Every entry must be given again exactly.

= Records shown =
+ + +
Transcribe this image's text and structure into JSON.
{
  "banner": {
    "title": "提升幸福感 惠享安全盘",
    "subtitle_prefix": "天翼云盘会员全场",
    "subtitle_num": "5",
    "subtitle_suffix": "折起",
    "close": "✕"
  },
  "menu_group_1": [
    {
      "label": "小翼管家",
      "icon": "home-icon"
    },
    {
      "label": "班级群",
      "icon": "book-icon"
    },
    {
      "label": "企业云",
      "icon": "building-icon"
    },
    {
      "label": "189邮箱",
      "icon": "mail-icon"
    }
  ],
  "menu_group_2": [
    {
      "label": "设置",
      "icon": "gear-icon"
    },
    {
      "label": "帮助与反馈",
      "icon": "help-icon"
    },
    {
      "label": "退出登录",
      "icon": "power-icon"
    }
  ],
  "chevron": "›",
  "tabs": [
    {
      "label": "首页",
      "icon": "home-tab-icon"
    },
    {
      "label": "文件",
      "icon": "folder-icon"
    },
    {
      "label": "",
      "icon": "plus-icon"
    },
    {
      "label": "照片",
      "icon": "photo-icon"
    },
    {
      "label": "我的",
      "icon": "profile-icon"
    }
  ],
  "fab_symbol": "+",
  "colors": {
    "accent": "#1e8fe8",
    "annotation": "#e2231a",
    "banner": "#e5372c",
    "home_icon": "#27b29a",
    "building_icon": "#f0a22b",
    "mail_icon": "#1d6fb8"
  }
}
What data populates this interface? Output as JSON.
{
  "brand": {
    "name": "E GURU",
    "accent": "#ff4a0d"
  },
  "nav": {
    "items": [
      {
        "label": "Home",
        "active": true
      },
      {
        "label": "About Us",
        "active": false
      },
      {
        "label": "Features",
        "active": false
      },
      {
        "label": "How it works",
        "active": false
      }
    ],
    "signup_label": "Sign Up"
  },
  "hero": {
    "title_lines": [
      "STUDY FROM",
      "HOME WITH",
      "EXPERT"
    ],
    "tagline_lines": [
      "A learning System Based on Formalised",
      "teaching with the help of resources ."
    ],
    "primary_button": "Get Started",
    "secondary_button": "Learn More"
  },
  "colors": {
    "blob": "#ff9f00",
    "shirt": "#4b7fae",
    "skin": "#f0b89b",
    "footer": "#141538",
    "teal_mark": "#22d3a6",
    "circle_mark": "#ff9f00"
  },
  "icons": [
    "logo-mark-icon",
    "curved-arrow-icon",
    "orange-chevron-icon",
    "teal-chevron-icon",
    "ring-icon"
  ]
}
+ + +
= Task solution =
Transcribe this image's text and structure into JSON.
{
  "banner": {
    "title": "提升幸福感 惠享安全盘",
    "subtitle_prefix": "天翼云盘会员全场",
    "subtitle_num": "5",
    "subtitle_suffix": "折起",
    "close": "✕"
  },
  "menu_group_1": [
    {
      "label": "小翼管家",
      "icon": "home-icon"
    },
    {
      "label": "班级群",
      "icon": "book-icon"
    },
    {
      "label": "企业云",
      "icon": "building-icon"
    },
    {
      "label": "189邮箱",
      "icon": "mail-icon"
    }
  ],
  "menu_group_2": [
    {
      "label": "设置",
      "icon": "gear-icon"
    },
    {
      "label": "帮助与反馈",
      "icon": "help-icon"
    },
    {
      "label": "退出登录",
      "icon": "power-icon"
    }
  ],
  "chevron": "›",
  "tabs": [
    {
      "label": "首页",
      "icon": "home-tab-icon"
    },
    {
      "label": "文件",
      "icon": "folder-icon"
    },
    {
      "label": "",
      "icon": "plus-icon"
    },
    {
      "label": "照片",
      "icon": "photo-icon"
    },
    {
      "label": "我的",
      "icon": "profile-icon"
    }
  ],
  "fab_symbol": "+",
  "colors": {
    "accent": "#1e8fe8",
    "annotation": "#e2231a",
    "banner": "#e5372c",
    "home_icon": "#27b29a",
    "building_icon": "#f0a22b",
    "mail_icon": "#1d6fb8"
  }
}
What data populates this interface? Output as JSON.
{
  "brand": {
    "name": "E GURU",
    "accent": "#ff4a0d"
  },
  "nav": {
    "items": [
      {
        "label": "Home",
        "active": true
      },
      {
        "label": "About Us",
        "active": false
      },
      {
        "label": "Features",
        "active": false
      },
      {
        "label": "How it works",
        "active": false
      }
    ],
    "signup_label": "Sign Up"
  },
  "hero": {
    "title_lines": [
      "STUDY FROM",
      "HOME WITH",
      "EXPERT"
    ],
    "tagline_lines": [
      "A learning System Based on Formalised",
      "teaching with the help of resources ."
    ],
    "primary_button": "Get Started",
    "secondary_button": "Learn More"
  },
  "colors": {
    "blob": "#ff9f00",
    "shirt": "#4b7fae",
    "skin": "#f0b89b",
    "footer": "#141538",
    "teal_mark": "#22d3a6",
    "circle_mark": "#ff9f00"
  },
  "icons": [
    "logo-mark-icon",
    "curved-arrow-icon",
    "orange-chevron-icon",
    "teal-chevron-icon",
    "ring-icon"
  ]
}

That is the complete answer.